- _Action item_
Would you please copy each line of the data in which the string "image" occurs?

- _Records for this exercise_

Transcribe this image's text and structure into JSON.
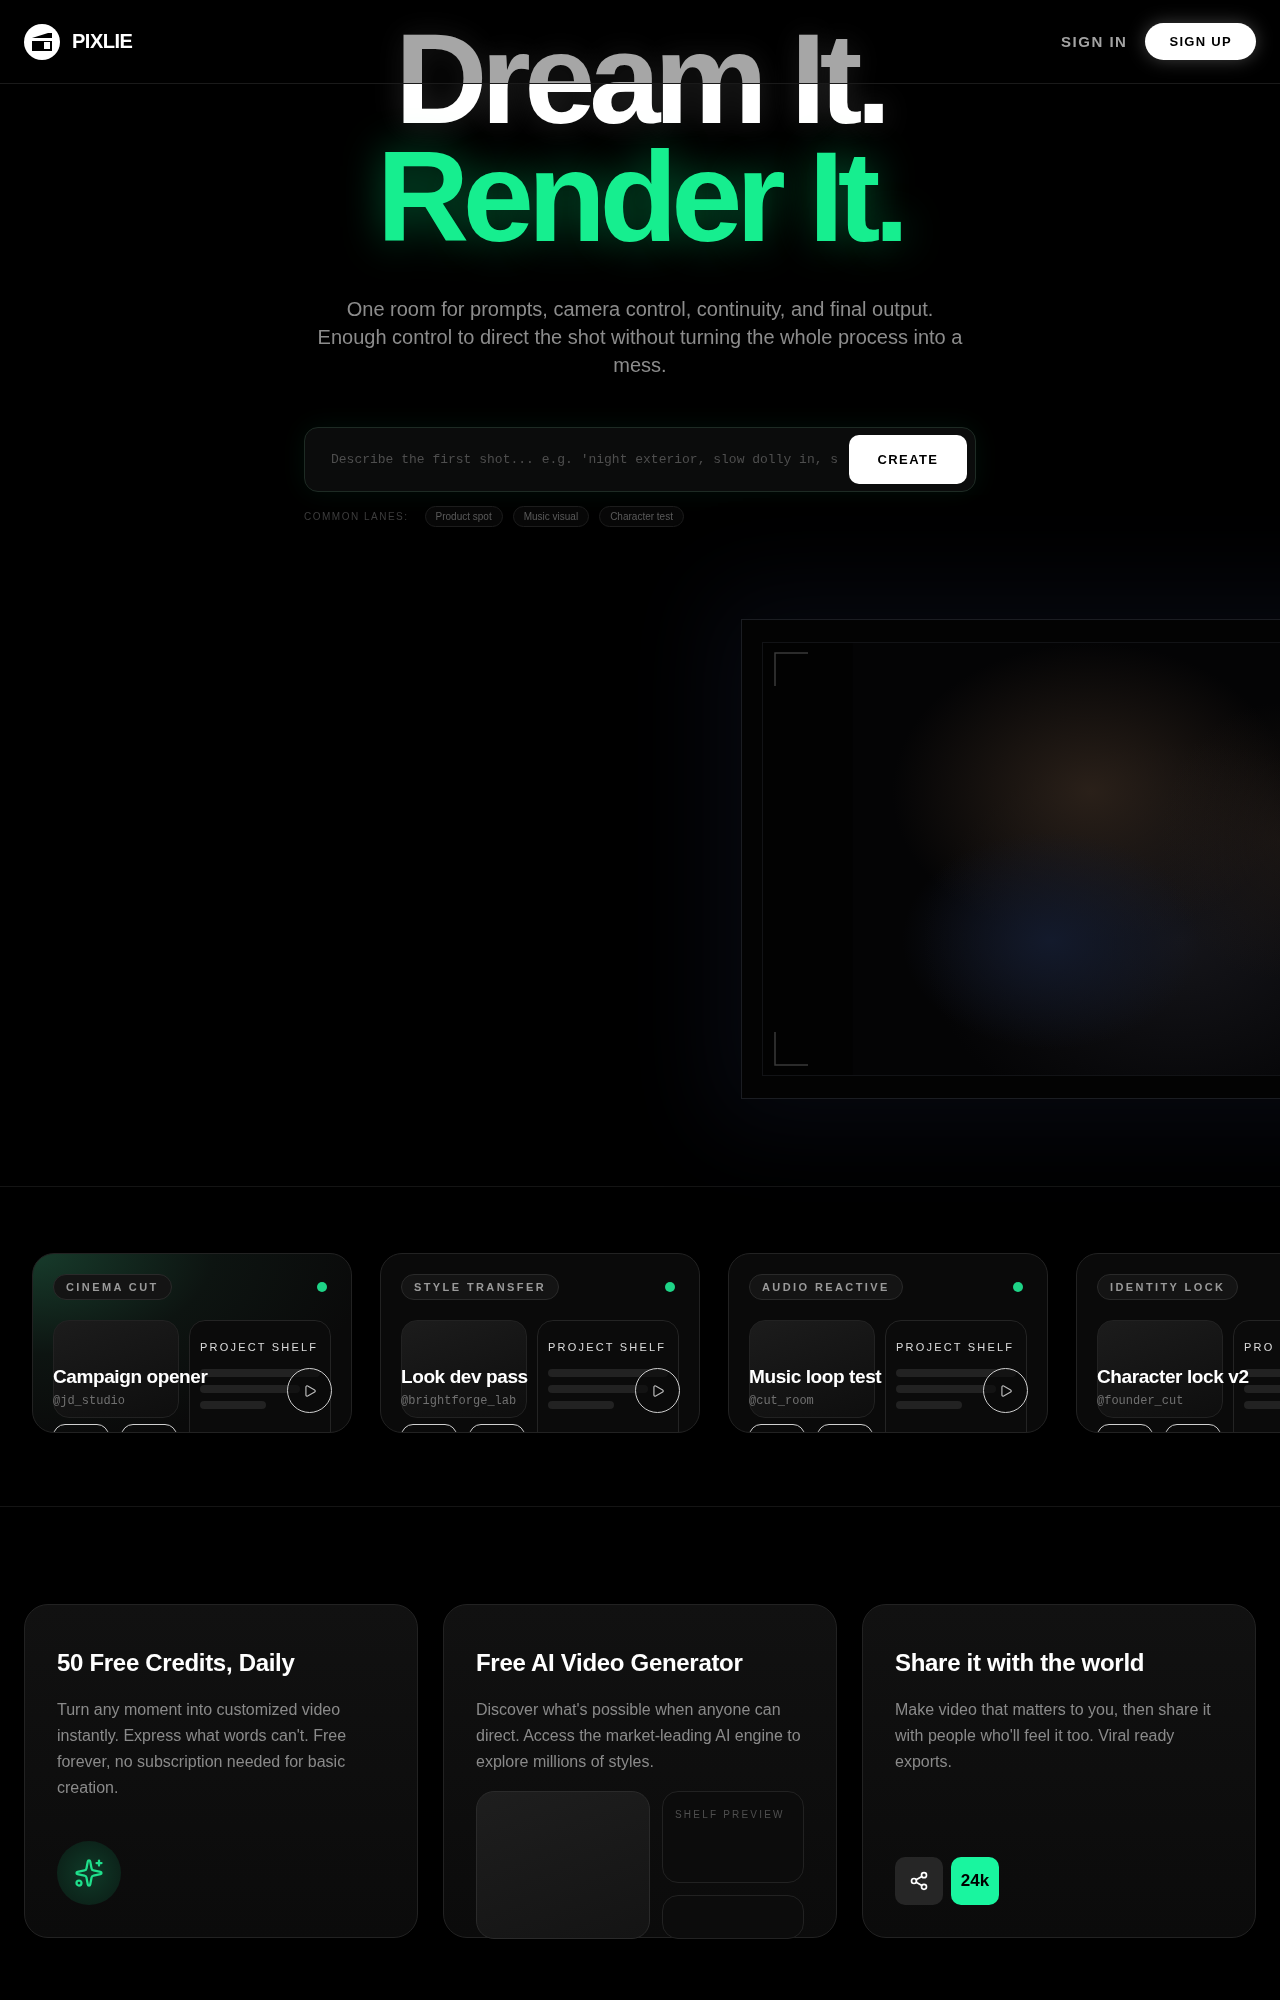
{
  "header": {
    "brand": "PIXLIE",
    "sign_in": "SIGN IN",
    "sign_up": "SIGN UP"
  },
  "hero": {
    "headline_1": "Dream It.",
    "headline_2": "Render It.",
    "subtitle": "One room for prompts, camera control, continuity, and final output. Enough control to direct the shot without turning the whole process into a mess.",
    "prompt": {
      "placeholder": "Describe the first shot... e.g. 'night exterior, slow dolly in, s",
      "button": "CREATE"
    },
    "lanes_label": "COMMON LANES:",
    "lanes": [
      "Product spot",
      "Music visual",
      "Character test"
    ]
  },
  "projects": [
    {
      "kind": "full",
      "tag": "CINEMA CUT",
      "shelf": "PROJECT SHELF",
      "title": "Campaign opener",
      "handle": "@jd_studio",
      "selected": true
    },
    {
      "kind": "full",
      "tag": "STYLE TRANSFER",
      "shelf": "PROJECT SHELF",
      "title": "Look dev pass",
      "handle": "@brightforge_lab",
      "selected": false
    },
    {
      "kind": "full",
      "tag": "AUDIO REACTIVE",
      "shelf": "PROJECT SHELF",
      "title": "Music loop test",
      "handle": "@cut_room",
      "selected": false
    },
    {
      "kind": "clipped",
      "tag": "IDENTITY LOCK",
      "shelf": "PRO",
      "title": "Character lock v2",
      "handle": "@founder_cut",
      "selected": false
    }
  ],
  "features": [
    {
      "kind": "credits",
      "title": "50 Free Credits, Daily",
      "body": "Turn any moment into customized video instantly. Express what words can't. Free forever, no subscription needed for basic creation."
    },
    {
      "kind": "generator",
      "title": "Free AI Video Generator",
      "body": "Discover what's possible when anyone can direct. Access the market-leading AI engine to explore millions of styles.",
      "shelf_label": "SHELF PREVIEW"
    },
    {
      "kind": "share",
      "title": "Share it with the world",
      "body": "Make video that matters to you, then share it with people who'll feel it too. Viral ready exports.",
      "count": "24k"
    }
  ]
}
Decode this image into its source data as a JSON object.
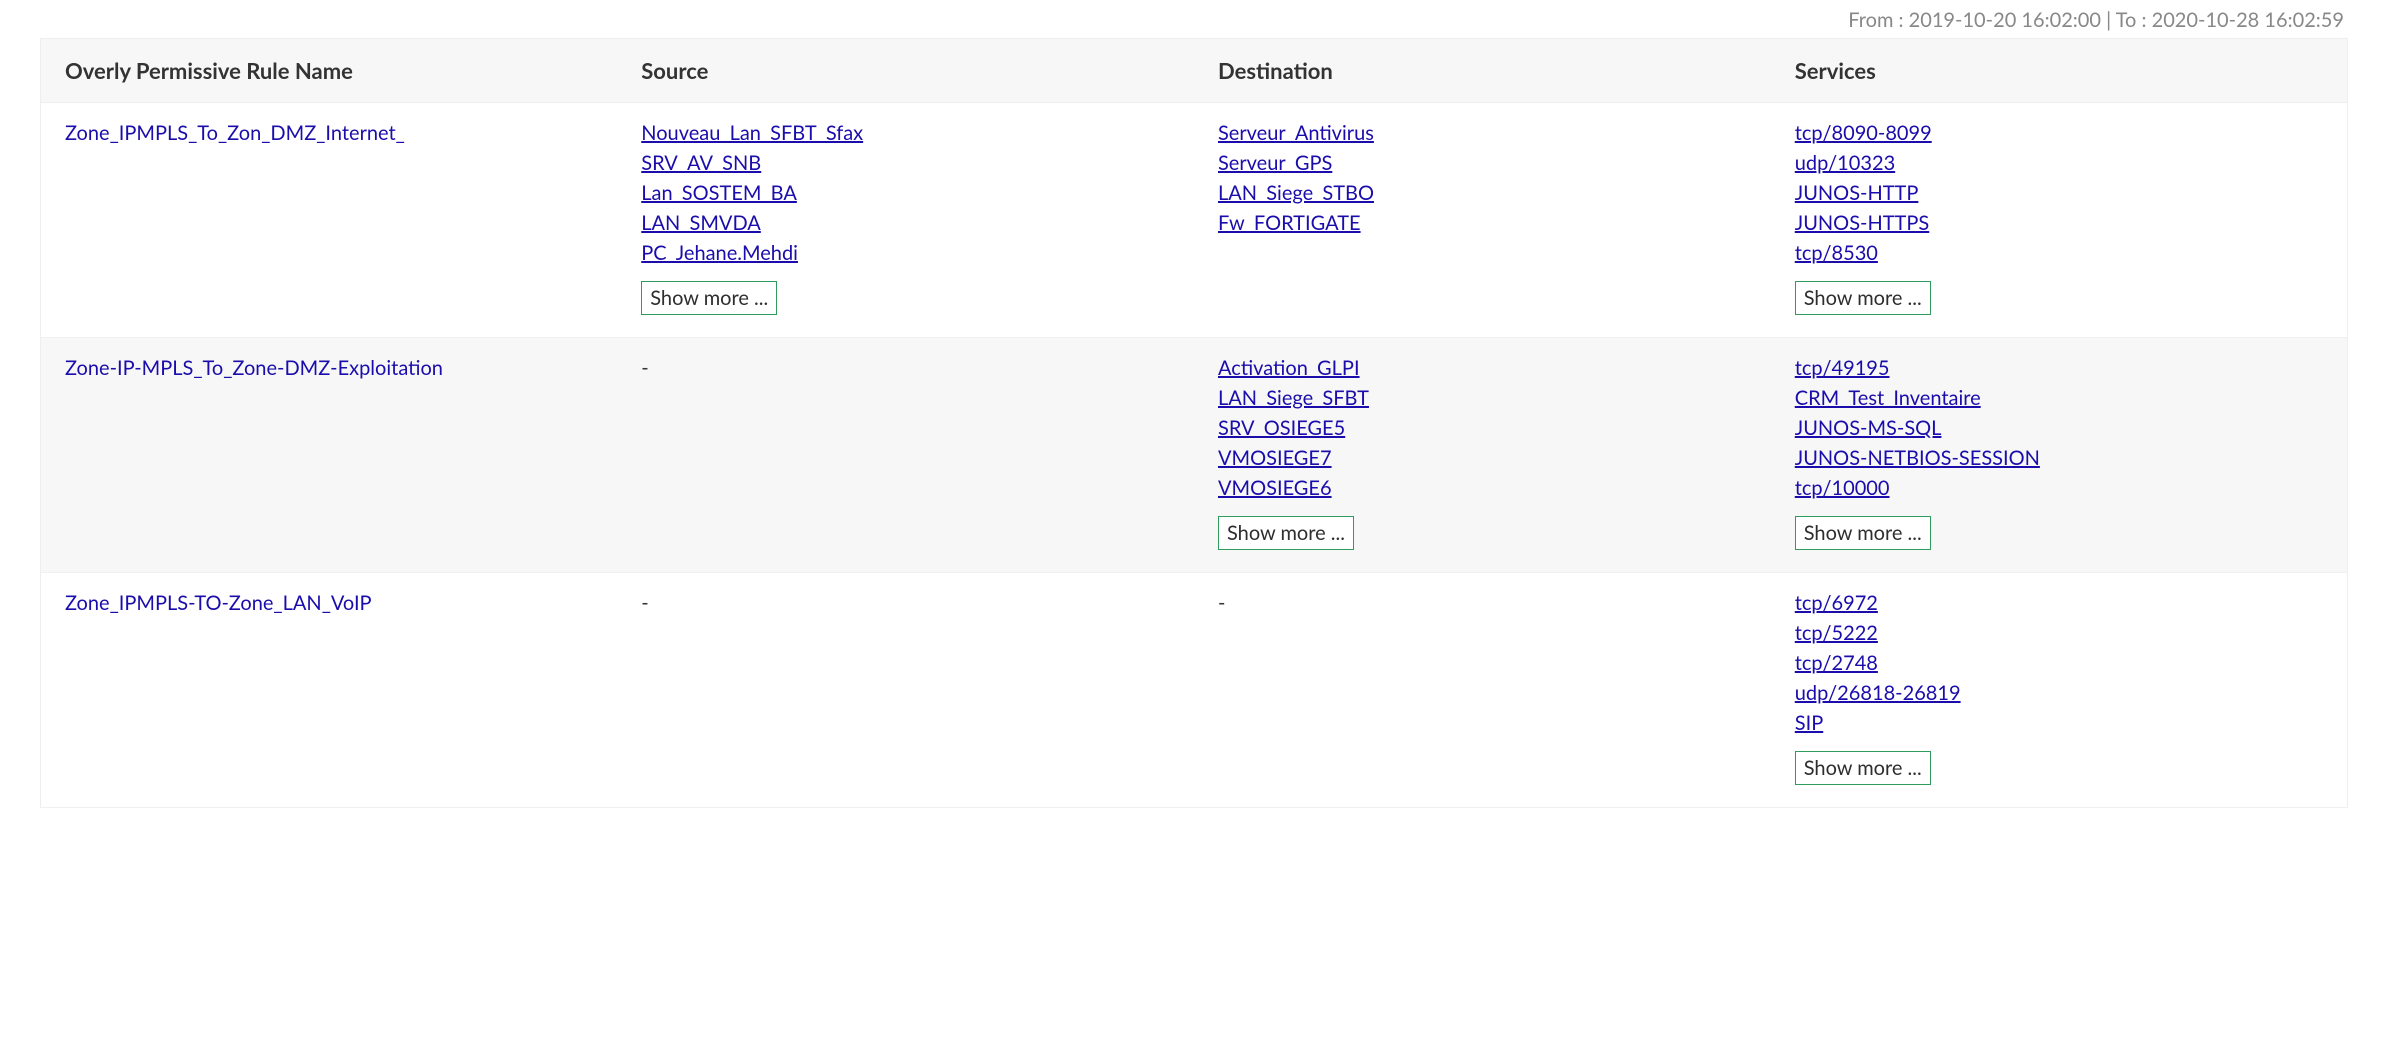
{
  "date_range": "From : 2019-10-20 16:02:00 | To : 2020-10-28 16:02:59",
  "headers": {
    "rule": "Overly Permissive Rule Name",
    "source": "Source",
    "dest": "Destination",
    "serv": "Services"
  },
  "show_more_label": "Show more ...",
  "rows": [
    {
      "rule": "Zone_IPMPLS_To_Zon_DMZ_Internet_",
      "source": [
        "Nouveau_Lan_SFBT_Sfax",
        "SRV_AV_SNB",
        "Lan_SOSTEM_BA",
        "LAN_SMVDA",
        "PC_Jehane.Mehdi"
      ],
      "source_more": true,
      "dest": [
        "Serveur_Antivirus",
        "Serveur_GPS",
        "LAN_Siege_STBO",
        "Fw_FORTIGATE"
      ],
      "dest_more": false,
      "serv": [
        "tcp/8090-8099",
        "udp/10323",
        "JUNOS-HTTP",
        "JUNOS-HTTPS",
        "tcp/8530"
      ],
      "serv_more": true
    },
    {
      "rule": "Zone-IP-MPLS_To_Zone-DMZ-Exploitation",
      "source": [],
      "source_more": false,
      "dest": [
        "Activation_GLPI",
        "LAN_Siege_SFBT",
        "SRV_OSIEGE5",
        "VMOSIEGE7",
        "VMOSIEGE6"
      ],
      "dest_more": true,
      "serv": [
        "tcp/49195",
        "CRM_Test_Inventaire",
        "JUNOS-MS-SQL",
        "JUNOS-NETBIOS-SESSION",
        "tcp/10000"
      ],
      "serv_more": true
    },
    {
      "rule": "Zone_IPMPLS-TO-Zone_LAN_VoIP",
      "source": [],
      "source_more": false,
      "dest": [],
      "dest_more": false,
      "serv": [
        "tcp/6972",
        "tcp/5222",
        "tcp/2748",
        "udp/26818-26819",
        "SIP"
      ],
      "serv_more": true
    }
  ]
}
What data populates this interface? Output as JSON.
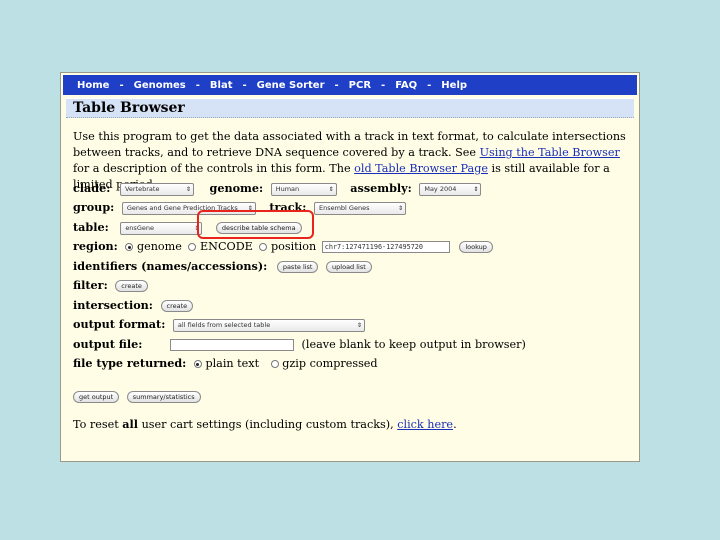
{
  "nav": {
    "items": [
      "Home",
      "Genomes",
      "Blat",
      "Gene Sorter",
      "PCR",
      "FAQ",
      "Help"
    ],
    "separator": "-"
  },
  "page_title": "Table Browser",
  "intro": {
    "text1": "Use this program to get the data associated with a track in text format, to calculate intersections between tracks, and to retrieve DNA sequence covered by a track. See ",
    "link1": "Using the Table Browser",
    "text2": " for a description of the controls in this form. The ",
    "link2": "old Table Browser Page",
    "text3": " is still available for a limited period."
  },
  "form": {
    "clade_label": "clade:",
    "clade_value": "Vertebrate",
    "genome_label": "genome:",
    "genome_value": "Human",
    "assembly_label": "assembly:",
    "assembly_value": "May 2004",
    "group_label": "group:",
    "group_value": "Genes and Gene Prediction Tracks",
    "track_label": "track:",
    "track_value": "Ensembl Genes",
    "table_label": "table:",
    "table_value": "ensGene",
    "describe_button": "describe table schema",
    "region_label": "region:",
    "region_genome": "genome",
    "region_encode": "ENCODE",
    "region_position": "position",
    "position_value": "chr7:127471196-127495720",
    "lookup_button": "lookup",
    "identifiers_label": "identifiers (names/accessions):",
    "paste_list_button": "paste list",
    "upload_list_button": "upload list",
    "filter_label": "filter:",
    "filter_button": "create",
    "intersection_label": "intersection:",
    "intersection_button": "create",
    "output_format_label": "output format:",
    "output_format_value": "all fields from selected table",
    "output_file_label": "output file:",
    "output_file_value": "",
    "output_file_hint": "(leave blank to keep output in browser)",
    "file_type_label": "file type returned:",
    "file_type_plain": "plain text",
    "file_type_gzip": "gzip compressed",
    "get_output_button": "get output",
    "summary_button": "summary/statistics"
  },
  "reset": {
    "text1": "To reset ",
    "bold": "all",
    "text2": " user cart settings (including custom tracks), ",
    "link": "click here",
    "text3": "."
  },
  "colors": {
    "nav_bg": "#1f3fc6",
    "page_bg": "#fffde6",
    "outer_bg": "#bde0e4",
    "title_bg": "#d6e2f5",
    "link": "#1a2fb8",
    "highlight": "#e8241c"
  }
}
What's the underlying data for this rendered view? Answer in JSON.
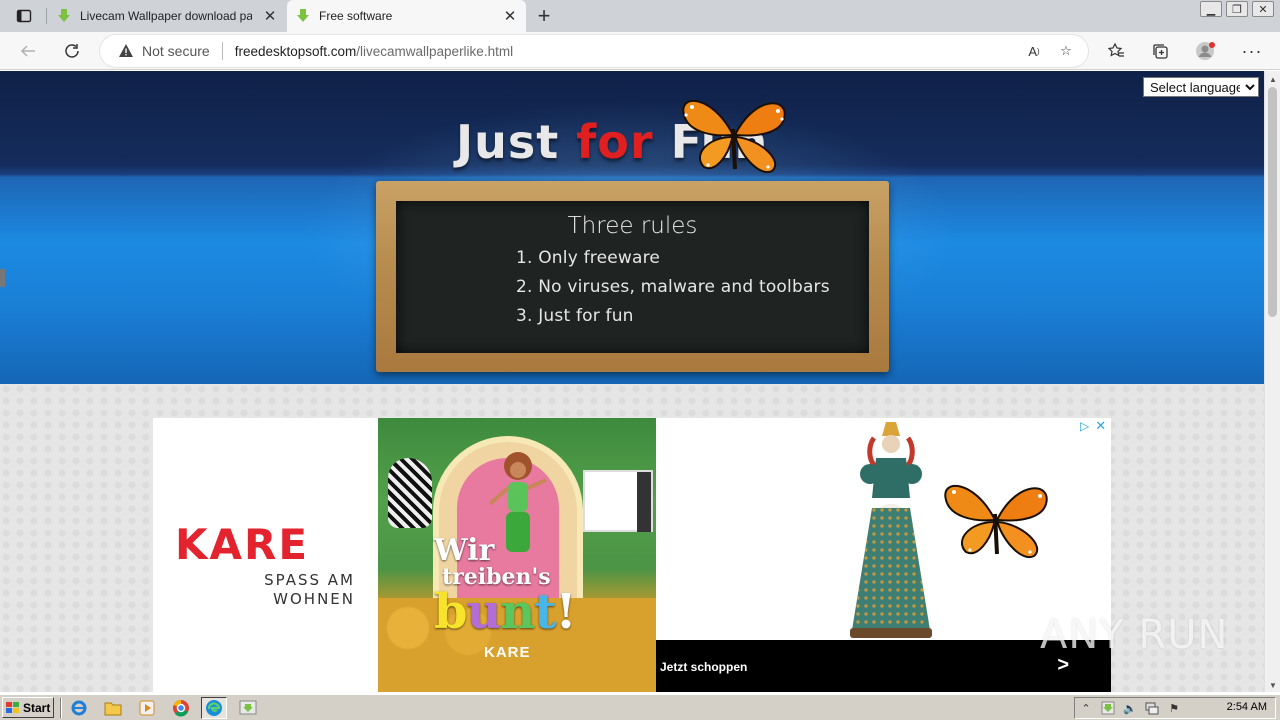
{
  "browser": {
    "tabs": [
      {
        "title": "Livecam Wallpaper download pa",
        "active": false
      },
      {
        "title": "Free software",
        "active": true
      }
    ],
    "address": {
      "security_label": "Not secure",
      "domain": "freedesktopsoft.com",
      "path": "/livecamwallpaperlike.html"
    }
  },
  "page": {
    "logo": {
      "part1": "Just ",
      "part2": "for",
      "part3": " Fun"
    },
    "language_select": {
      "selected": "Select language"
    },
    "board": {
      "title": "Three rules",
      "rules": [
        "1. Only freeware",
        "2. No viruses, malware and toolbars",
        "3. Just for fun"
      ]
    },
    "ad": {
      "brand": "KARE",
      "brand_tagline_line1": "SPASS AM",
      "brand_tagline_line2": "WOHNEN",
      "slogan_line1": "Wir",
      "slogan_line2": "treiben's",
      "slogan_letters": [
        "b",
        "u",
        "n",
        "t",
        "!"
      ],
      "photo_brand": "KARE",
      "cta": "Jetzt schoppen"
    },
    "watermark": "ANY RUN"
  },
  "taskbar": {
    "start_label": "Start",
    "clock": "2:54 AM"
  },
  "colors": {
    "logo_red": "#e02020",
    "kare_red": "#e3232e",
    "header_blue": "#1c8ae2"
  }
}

- _Solution for this task_
Transcribe this image's text and structure into JSON.
Decode this image into its source data as a JSON object.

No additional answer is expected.